Listed entries
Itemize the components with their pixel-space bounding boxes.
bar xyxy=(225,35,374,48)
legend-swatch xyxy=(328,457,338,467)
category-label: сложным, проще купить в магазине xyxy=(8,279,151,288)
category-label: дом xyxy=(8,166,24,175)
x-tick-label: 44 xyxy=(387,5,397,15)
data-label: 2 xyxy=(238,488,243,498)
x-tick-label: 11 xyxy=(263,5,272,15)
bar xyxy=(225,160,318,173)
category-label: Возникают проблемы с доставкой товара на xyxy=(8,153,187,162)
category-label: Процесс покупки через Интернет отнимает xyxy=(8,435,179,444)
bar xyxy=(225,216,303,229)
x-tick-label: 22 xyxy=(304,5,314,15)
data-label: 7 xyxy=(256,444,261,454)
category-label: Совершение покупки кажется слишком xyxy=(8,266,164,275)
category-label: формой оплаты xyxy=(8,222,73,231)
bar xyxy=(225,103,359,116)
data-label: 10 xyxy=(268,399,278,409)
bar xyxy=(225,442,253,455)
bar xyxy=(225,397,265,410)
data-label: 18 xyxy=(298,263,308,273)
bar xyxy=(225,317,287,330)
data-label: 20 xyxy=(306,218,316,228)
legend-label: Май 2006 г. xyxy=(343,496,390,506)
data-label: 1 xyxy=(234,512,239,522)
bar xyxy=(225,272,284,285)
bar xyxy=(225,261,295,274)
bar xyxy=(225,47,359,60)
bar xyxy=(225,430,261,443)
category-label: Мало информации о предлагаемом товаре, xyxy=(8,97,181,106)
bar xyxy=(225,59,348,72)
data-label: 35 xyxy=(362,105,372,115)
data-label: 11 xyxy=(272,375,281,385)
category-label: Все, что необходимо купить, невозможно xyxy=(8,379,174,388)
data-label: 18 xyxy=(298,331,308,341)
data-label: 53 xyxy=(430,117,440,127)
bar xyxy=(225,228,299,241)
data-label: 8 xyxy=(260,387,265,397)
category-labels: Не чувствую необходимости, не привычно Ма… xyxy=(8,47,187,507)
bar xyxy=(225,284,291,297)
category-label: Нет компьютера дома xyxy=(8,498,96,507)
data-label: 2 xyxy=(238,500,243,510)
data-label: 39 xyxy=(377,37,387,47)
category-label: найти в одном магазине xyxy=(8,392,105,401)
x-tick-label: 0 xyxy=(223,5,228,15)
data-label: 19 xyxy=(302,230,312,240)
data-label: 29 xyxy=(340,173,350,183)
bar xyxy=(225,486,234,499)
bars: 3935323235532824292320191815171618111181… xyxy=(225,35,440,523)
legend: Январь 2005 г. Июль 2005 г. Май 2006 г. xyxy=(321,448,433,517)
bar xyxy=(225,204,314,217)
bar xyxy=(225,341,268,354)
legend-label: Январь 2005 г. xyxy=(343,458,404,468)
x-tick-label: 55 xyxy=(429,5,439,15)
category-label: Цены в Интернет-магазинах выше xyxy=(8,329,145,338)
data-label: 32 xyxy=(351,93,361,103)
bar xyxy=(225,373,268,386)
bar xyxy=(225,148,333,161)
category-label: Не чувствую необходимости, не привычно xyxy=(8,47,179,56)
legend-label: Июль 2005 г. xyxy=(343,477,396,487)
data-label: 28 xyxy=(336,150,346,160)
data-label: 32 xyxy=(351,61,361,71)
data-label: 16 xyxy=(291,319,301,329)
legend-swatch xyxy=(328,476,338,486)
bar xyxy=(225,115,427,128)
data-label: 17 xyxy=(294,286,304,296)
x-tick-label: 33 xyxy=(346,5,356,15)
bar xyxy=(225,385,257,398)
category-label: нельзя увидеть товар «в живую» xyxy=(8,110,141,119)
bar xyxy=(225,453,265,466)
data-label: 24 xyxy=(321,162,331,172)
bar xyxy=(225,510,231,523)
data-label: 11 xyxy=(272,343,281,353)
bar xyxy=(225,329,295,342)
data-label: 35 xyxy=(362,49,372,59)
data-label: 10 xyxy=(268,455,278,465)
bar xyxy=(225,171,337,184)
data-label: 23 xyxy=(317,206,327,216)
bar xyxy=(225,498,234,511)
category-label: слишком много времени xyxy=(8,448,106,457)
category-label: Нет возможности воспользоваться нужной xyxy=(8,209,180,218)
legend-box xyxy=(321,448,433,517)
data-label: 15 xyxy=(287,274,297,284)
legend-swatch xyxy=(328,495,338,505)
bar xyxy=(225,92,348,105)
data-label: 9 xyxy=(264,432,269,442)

Short exercise
Rewrite everything from the start of the material down to the line containing "data-label: 20 xyxy=(306,218,316,228)", changing "x-tick-label" to "tick-label" and leaving all else unchanged.

Correct output
Itemize the components with their pixel-space bounding boxes.
bar xyxy=(225,35,374,48)
legend-swatch xyxy=(328,457,338,467)
category-label: сложным, проще купить в магазине xyxy=(8,279,151,288)
category-label: дом xyxy=(8,166,24,175)
tick-label: 44 xyxy=(387,5,397,15)
data-label: 2 xyxy=(238,488,243,498)
tick-label: 11 xyxy=(263,5,272,15)
bar xyxy=(225,160,318,173)
category-label: Возникают проблемы с доставкой товара на xyxy=(8,153,187,162)
category-label: Процесс покупки через Интернет отнимает xyxy=(8,435,179,444)
bar xyxy=(225,216,303,229)
tick-label: 22 xyxy=(304,5,314,15)
data-label: 7 xyxy=(256,444,261,454)
category-label: Совершение покупки кажется слишком xyxy=(8,266,164,275)
category-label: формой оплаты xyxy=(8,222,73,231)
bar xyxy=(225,103,359,116)
data-label: 10 xyxy=(268,399,278,409)
bar xyxy=(225,442,253,455)
bar xyxy=(225,397,265,410)
data-label: 18 xyxy=(298,263,308,273)
bar xyxy=(225,317,287,330)
data-label: 20 xyxy=(306,218,316,228)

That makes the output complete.